EXERCISE DIRECTIONS: Answer with the number of lines in the listing below that contain the word "text", and nothing else.

DATASET:
------------------------------------------------------------

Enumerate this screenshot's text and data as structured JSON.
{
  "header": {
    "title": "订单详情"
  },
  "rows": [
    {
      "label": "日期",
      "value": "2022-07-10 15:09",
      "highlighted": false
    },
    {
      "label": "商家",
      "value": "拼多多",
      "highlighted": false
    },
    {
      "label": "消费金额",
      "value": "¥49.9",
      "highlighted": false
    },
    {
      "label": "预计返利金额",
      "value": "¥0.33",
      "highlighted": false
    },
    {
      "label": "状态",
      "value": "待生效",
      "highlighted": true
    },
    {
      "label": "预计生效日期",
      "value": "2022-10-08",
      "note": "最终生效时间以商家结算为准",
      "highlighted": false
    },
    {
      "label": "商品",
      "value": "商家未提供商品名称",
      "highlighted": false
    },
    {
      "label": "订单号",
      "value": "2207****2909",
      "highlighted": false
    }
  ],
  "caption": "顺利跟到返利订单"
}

------------------------------------------------------------

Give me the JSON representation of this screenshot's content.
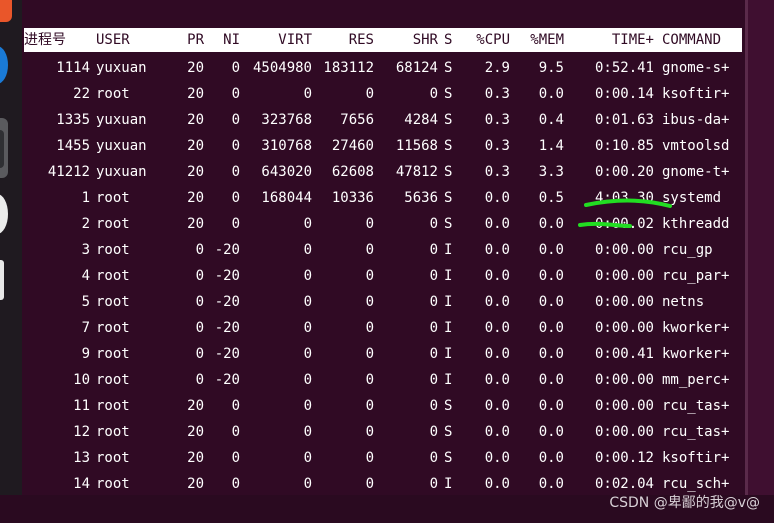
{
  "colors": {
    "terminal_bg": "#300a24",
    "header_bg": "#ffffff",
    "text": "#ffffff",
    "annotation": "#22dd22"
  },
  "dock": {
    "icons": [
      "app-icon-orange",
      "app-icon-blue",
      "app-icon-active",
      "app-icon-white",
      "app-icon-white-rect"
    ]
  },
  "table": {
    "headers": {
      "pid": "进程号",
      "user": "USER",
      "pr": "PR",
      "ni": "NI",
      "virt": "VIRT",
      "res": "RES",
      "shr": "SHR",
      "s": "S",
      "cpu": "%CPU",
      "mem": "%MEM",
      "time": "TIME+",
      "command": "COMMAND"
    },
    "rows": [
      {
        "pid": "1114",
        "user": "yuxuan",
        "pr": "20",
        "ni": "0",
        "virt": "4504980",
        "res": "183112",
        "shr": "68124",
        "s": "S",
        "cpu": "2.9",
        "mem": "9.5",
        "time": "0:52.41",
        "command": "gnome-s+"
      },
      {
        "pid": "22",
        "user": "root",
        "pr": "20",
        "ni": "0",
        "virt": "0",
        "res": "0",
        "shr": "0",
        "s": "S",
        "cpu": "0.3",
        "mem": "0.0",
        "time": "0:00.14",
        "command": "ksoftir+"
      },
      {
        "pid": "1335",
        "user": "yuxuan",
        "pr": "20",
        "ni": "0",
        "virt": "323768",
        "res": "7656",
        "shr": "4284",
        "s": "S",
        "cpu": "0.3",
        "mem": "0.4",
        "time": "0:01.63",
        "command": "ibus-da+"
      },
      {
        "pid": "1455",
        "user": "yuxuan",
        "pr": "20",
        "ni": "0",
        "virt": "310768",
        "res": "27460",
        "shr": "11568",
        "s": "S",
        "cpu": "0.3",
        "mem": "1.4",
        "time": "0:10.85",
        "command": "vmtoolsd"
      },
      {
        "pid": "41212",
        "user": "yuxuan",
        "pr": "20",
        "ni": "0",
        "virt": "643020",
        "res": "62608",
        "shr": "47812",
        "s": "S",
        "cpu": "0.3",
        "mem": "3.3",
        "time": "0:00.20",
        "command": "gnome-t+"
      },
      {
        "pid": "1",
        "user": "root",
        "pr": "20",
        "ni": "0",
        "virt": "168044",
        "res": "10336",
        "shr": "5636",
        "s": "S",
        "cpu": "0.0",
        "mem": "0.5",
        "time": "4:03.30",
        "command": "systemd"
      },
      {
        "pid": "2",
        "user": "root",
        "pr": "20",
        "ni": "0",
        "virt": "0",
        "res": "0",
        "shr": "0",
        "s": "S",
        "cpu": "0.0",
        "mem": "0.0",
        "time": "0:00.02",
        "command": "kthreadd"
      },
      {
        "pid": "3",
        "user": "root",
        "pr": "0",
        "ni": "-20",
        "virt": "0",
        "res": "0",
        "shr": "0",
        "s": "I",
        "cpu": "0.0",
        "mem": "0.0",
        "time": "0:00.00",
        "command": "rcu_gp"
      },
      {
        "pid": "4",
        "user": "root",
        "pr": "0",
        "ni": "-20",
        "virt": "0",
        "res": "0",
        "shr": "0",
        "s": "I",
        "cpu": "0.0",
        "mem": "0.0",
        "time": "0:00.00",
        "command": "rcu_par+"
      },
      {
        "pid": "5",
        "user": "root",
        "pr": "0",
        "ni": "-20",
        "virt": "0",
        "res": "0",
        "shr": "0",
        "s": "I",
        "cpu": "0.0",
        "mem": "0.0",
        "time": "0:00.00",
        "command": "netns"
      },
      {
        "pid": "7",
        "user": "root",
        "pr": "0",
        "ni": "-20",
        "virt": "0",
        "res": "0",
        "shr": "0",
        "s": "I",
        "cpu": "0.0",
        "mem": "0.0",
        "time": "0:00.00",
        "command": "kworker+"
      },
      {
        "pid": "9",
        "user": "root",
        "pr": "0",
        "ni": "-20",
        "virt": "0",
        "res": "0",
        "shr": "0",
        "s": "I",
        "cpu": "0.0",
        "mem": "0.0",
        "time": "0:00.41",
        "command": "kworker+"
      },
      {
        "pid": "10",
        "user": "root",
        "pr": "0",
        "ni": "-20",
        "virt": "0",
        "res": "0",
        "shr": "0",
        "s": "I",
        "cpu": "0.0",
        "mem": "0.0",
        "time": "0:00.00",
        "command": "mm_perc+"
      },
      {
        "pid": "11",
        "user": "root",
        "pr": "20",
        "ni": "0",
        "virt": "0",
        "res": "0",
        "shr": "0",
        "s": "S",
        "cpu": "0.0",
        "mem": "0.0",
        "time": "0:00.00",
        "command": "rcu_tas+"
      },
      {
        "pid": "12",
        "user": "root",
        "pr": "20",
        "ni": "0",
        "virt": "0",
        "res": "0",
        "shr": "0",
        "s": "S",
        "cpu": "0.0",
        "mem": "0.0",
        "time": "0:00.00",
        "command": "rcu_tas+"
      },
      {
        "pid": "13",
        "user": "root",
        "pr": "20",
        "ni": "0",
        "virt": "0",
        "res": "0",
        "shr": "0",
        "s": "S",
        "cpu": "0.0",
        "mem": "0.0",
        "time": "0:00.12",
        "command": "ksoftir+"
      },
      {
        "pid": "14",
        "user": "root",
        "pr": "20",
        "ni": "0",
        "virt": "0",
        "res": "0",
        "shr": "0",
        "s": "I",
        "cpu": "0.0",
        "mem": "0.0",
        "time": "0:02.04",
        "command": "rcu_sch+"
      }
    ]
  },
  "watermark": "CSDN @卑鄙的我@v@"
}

------------------------------------------------------------

OUTPUT OF THE TASK: 2